--- begin ---
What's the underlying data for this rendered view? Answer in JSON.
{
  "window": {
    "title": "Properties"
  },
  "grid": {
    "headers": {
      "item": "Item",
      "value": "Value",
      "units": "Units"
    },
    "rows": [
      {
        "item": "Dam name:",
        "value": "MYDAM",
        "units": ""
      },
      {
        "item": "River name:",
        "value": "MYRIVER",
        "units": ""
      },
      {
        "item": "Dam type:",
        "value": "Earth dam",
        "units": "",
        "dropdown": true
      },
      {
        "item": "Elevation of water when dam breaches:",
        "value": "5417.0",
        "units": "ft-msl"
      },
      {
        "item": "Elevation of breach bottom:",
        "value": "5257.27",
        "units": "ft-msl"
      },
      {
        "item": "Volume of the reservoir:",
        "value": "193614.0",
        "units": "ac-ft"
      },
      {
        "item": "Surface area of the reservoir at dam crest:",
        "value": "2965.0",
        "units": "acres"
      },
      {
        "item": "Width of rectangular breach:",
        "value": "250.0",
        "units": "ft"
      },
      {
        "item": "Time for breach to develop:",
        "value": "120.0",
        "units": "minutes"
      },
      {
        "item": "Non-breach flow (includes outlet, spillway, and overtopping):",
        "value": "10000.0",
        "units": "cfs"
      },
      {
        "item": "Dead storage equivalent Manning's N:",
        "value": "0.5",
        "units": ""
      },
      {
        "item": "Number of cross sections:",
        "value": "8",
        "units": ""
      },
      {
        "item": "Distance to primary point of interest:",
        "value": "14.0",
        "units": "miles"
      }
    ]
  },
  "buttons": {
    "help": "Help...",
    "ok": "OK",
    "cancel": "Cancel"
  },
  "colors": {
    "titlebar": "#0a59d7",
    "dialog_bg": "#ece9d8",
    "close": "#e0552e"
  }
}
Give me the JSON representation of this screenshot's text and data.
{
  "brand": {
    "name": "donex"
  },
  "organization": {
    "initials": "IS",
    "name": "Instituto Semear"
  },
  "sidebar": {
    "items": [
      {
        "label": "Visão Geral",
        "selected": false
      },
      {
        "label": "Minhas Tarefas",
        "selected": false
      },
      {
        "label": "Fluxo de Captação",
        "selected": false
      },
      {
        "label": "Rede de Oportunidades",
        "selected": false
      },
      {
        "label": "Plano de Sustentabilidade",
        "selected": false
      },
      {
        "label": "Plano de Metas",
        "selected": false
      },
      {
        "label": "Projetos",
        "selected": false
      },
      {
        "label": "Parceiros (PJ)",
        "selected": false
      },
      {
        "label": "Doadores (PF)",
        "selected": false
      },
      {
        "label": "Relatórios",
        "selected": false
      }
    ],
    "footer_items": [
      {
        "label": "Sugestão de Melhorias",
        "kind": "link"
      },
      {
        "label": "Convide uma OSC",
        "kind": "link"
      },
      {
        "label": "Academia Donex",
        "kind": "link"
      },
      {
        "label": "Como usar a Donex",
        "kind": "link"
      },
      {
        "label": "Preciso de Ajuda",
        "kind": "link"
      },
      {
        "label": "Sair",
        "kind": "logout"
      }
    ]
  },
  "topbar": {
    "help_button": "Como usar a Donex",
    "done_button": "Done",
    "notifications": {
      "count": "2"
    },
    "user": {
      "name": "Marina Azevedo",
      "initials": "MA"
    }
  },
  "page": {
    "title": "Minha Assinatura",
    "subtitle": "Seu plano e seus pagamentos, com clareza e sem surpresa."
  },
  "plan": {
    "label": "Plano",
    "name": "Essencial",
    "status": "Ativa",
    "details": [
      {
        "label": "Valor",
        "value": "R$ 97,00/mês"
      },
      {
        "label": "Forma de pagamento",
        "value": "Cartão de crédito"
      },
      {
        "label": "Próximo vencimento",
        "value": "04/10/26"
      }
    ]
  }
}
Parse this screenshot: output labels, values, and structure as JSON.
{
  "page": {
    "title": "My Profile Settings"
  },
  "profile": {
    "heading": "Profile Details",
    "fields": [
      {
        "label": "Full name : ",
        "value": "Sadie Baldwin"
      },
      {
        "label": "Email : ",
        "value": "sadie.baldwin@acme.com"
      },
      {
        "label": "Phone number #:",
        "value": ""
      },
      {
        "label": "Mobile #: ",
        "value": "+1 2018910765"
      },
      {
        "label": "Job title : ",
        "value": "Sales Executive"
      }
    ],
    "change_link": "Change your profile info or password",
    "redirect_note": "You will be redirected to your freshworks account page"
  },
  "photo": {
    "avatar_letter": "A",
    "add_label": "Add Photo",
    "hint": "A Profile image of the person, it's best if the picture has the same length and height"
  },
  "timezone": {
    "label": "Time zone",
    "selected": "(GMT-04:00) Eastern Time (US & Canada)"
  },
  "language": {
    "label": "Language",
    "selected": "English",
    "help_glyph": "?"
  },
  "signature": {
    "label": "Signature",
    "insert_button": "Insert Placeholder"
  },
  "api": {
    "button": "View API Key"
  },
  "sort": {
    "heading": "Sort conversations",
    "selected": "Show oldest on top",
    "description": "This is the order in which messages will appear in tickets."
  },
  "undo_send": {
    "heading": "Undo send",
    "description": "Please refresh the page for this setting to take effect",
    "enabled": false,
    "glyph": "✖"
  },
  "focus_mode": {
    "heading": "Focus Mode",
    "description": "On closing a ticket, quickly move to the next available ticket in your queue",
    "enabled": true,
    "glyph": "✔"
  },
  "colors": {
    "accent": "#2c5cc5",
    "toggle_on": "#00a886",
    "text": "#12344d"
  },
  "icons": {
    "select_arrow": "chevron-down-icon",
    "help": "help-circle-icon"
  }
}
--- end ---
Above are some records; repeat all of them exactly.

What's the underlying data for this rendered view? Answer in JSON.
{
  "window": {
    "title": "Properties"
  },
  "grid": {
    "headers": {
      "item": "Item",
      "value": "Value",
      "units": "Units"
    },
    "rows": [
      {
        "item": "Dam name:",
        "value": "MYDAM",
        "units": ""
      },
      {
        "item": "River name:",
        "value": "MYRIVER",
        "units": ""
      },
      {
        "item": "Dam type:",
        "value": "Earth dam",
        "units": "",
        "dropdown": true
      },
      {
        "item": "Elevation of water when dam breaches:",
        "value": "5417.0",
        "units": "ft-msl"
      },
      {
        "item": "Elevation of breach bottom:",
        "value": "5257.27",
        "units": "ft-msl"
      },
      {
        "item": "Volume of the reservoir:",
        "value": "193614.0",
        "units": "ac-ft"
      },
      {
        "item": "Surface area of the reservoir at dam crest:",
        "value": "2965.0",
        "units": "acres"
      },
      {
        "item": "Width of rectangular breach:",
        "value": "250.0",
        "units": "ft"
      },
      {
        "item": "Time for breach to develop:",
        "value": "120.0",
        "units": "minutes"
      },
      {
        "item": "Non-breach flow (includes outlet, spillway, and overtopping):",
        "value": "10000.0",
        "units": "cfs"
      },
      {
        "item": "Dead storage equivalent Manning's N:",
        "value": "0.5",
        "units": ""
      },
      {
        "item": "Number of cross sections:",
        "value": "8",
        "units": ""
      },
      {
        "item": "Distance to primary point of interest:",
        "value": "14.0",
        "units": "miles"
      }
    ]
  },
  "buttons": {
    "help": "Help...",
    "ok": "OK",
    "cancel": "Cancel"
  },
  "colors": {
    "titlebar": "#0a59d7",
    "dialog_bg": "#ece9d8",
    "close": "#e0552e"
  }
}
Give me the JSON representation of this screenshot's text and data.
{
  "brand": {
    "name": "donex"
  },
  "organization": {
    "initials": "IS",
    "name": "Instituto Semear"
  },
  "sidebar": {
    "items": [
      {
        "label": "Visão Geral",
        "selected": false
      },
      {
        "label": "Minhas Tarefas",
        "selected": false
      },
      {
        "label": "Fluxo de Captação",
        "selected": false
      },
      {
        "label": "Rede de Oportunidades",
        "selected": false
      },
      {
        "label": "Plano de Sustentabilidade",
        "selected": false
      },
      {
        "label": "Plano de Metas",
        "selected": false
      },
      {
        "label": "Projetos",
        "selected": false
      },
      {
        "label": "Parceiros (PJ)",
        "selected": false
      },
      {
        "label": "Doadores (PF)",
        "selected": false
      },
      {
        "label": "Relatórios",
        "selected": false
      }
    ],
    "footer_items": [
      {
        "label": "Sugestão de Melhorias",
        "kind": "link"
      },
      {
        "label": "Convide uma OSC",
        "kind": "link"
      },
      {
        "label": "Academia Donex",
        "kind": "link"
      },
      {
        "label": "Como usar a Donex",
        "kind": "link"
      },
      {
        "label": "Preciso de Ajuda",
        "kind": "link"
      },
      {
        "label": "Sair",
        "kind": "logout"
      }
    ]
  },
  "topbar": {
    "help_button": "Como usar a Donex",
    "done_button": "Done",
    "notifications": {
      "count": "2"
    },
    "user": {
      "name": "Marina Azevedo",
      "initials": "MA"
    }
  },
  "page": {
    "title": "Minha Assinatura",
    "subtitle": "Seu plano e seus pagamentos, com clareza e sem surpresa."
  },
  "plan": {
    "label": "Plano",
    "name": "Essencial",
    "status": "Ativa",
    "details": [
      {
        "label": "Valor",
        "value": "R$ 97,00/mês"
      },
      {
        "label": "Forma de pagamento",
        "value": "Cartão de crédito"
      },
      {
        "label": "Próximo vencimento",
        "value": "04/10/26"
      }
    ]
  }
}
Parse this screenshot: output labels, values, and structure as JSON.
{
  "page": {
    "title": "My Profile Settings"
  },
  "profile": {
    "heading": "Profile Details",
    "fields": [
      {
        "label": "Full name : ",
        "value": "Sadie Baldwin"
      },
      {
        "label": "Email : ",
        "value": "sadie.baldwin@acme.com"
      },
      {
        "label": "Phone number #:",
        "value": ""
      },
      {
        "label": "Mobile #: ",
        "value": "+1 2018910765"
      },
      {
        "label": "Job title : ",
        "value": "Sales Executive"
      }
    ],
    "change_link": "Change your profile info or password",
    "redirect_note": "You will be redirected to your freshworks account page"
  },
  "photo": {
    "avatar_letter": "A",
    "add_label": "Add Photo",
    "hint": "A Profile image of the person, it's best if the picture has the same length and height"
  },
  "timezone": {
    "label": "Time zone",
    "selected": "(GMT-04:00) Eastern Time (US & Canada)"
  },
  "language": {
    "label": "Language",
    "selected": "English",
    "help_glyph": "?"
  },
  "signature": {
    "label": "Signature",
    "insert_button": "Insert Placeholder"
  },
  "api": {
    "button": "View API Key"
  },
  "sort": {
    "heading": "Sort conversations",
    "selected": "Show oldest on top",
    "description": "This is the order in which messages will appear in tickets."
  },
  "undo_send": {
    "heading": "Undo send",
    "description": "Please refresh the page for this setting to take effect",
    "enabled": false,
    "glyph": "✖"
  },
  "focus_mode": {
    "heading": "Focus Mode",
    "description": "On closing a ticket, quickly move to the next available ticket in your queue",
    "enabled": true,
    "glyph": "✔"
  },
  "colors": {
    "accent": "#2c5cc5",
    "toggle_on": "#00a886",
    "text": "#12344d"
  },
  "icons": {
    "select_arrow": "chevron-down-icon",
    "help": "help-circle-icon"
  }
}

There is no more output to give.